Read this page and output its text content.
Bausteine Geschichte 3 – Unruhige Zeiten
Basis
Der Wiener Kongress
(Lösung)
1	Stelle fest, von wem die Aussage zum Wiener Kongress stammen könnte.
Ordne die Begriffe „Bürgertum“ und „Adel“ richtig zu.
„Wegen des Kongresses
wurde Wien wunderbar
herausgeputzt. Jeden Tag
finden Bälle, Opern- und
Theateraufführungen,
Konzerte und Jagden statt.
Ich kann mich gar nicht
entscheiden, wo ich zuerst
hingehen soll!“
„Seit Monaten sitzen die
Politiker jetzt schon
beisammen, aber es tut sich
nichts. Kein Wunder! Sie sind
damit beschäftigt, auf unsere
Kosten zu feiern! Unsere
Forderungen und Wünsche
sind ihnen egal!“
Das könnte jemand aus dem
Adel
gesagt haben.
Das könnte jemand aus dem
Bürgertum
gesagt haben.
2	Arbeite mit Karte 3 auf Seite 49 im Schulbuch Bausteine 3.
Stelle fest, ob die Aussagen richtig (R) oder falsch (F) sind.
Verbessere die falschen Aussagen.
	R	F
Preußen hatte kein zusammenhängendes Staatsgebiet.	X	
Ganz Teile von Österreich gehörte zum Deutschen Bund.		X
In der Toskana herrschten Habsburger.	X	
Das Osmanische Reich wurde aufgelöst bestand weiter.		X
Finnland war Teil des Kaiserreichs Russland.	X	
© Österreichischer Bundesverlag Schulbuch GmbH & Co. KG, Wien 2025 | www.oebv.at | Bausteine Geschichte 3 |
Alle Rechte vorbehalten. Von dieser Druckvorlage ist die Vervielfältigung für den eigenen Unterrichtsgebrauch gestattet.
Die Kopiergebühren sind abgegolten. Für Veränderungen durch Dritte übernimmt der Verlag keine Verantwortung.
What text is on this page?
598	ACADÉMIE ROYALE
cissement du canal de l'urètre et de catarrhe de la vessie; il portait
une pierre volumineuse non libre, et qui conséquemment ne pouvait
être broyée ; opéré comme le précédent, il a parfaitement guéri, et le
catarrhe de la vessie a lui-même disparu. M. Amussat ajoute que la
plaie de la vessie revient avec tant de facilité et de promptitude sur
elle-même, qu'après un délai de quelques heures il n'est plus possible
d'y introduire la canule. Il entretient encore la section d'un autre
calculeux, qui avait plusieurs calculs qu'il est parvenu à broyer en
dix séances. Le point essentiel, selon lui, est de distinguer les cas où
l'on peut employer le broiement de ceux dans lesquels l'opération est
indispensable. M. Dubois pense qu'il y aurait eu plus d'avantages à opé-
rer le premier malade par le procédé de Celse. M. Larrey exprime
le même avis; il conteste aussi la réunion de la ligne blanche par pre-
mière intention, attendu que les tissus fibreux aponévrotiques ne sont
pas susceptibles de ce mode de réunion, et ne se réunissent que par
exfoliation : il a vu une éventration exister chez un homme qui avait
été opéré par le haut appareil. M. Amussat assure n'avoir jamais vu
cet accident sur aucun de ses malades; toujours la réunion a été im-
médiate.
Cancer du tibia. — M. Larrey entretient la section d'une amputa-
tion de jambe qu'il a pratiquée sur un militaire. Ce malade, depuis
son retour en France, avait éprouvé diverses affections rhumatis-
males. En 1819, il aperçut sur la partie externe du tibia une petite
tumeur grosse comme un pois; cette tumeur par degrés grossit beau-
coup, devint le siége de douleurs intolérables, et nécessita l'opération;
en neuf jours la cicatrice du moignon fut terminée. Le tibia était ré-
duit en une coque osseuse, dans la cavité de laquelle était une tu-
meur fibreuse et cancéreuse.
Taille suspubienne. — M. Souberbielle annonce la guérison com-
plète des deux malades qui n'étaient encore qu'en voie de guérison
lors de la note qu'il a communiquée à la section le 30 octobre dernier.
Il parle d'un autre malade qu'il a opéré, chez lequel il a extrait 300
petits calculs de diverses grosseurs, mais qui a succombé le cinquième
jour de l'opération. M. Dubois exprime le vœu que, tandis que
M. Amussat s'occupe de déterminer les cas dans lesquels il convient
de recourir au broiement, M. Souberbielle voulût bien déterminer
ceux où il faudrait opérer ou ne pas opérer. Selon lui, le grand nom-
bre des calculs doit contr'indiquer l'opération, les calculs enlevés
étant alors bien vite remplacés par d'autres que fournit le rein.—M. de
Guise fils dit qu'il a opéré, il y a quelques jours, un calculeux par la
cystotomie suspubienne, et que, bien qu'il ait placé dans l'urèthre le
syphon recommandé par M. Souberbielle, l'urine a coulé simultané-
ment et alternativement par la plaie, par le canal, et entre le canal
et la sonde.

--------------------------------------------------

_SET TASK:_ Print the listing above in full, exactly as it is.

_COMPLETED TASK:_
Read this page and output its text content.
Bausteine Geschichte 3 – Unruhige Zeiten
Basis
Der Wiener Kongress
(Lösung)
1	Stelle fest, von wem die Aussage zum Wiener Kongress stammen könnte.
Ordne die Begriffe „Bürgertum“ und „Adel“ richtig zu.
„Wegen des Kongresses
wurde Wien wunderbar
herausgeputzt. Jeden Tag
finden Bälle, Opern- und
Theateraufführungen,
Konzerte und Jagden statt.
Ich kann mich gar nicht
entscheiden, wo ich zuerst
hingehen soll!“
„Seit Monaten sitzen die
Politiker jetzt schon
beisammen, aber es tut sich
nichts. Kein Wunder! Sie sind
damit beschäftigt, auf unsere
Kosten zu feiern! Unsere
Forderungen und Wünsche
sind ihnen egal!“
Das könnte jemand aus dem
Adel
gesagt haben.
Das könnte jemand aus dem
Bürgertum
gesagt haben.
2	Arbeite mit Karte 3 auf Seite 49 im Schulbuch Bausteine 3.
Stelle fest, ob die Aussagen richtig (R) oder falsch (F) sind.
Verbessere die falschen Aussagen.
	R	F
Preußen hatte kein zusammenhängendes Staatsgebiet.	X	
Ganz Teile von Österreich gehörte zum Deutschen Bund.		X
In der Toskana herrschten Habsburger.	X	
Das Osmanische Reich wurde aufgelöst bestand weiter.		X
Finnland war Teil des Kaiserreichs Russland.	X	
© Österreichischer Bundesverlag Schulbuch GmbH & Co. KG, Wien 2025 | www.oebv.at | Bausteine Geschichte 3 |
Alle Rechte vorbehalten. Von dieser Druckvorlage ist die Vervielfältigung für den eigenen Unterrichtsgebrauch gestattet.
Die Kopiergebühren sind abgegolten. Für Veränderungen durch Dritte übernimmt der Verlag keine Verantwortung.
What text is on this page?
598	ACADÉMIE ROYALE
cissement du canal de l'urètre et de catarrhe de la vessie; il portait
une pierre volumineuse non libre, et qui conséquemment ne pouvait
être broyée ; opéré comme le précédent, il a parfaitement guéri, et le
catarrhe de la vessie a lui-même disparu. M. Amussat ajoute que la
plaie de la vessie revient avec tant de facilité et de promptitude sur
elle-même, qu'après un délai de quelques heures il n'est plus possible
d'y introduire la canule. Il entretient encore la section d'un autre
calculeux, qui avait plusieurs calculs qu'il est parvenu à broyer en
dix séances. Le point essentiel, selon lui, est de distinguer les cas où
l'on peut employer le broiement de ceux dans lesquels l'opération est
indispensable. M. Dubois pense qu'il y aurait eu plus d'avantages à opé-
rer le premier malade par le procédé de Celse. M. Larrey exprime
le même avis; il conteste aussi la réunion de la ligne blanche par pre-
mière intention, attendu que les tissus fibreux aponévrotiques ne sont
pas susceptibles de ce mode de réunion, et ne se réunissent que par
exfoliation : il a vu une éventration exister chez un homme qui avait
été opéré par le haut appareil. M. Amussat assure n'avoir jamais vu
cet accident sur aucun de ses malades; toujours la réunion a été im-
médiate.
Cancer du tibia. — M. Larrey entretient la section d'une amputa-
tion de jambe qu'il a pratiquée sur un militaire. Ce malade, depuis
son retour en France, avait éprouvé diverses affections rhumatis-
males. En 1819, il aperçut sur la partie externe du tibia une petite
tumeur grosse comme un pois; cette tumeur par degrés grossit beau-
coup, devint le siége de douleurs intolérables, et nécessita l'opération;
en neuf jours la cicatrice du moignon fut terminée. Le tibia était ré-
duit en une coque osseuse, dans la cavité de laquelle était une tu-
meur fibreuse et cancéreuse.
Taille suspubienne. — M. Souberbielle annonce la guérison com-
plète des deux malades qui n'étaient encore qu'en voie de guérison
lors de la note qu'il a communiquée à la section le 30 octobre dernier.
Il parle d'un autre malade qu'il a opéré, chez lequel il a extrait 300
petits calculs de diverses grosseurs, mais qui a succombé le cinquième
jour de l'opération. M. Dubois exprime le vœu que, tandis que
M. Amussat s'occupe de déterminer les cas dans lesquels il convient
de recourir au broiement, M. Souberbielle voulût bien déterminer
ceux où il faudrait opérer ou ne pas opérer. Selon lui, le grand nom-
bre des calculs doit contr'indiquer l'opération, les calculs enlevés
étant alors bien vite remplacés par d'autres que fournit le rein.—M. de
Guise fils dit qu'il a opéré, il y a quelques jours, un calculeux par la
cystotomie suspubienne, et que, bien qu'il ait placé dans l'urèthre le
syphon recommandé par M. Souberbielle, l'urine a coulé simultané-
ment et alternativement par la plaie, par le canal, et entre le canal
et la sonde.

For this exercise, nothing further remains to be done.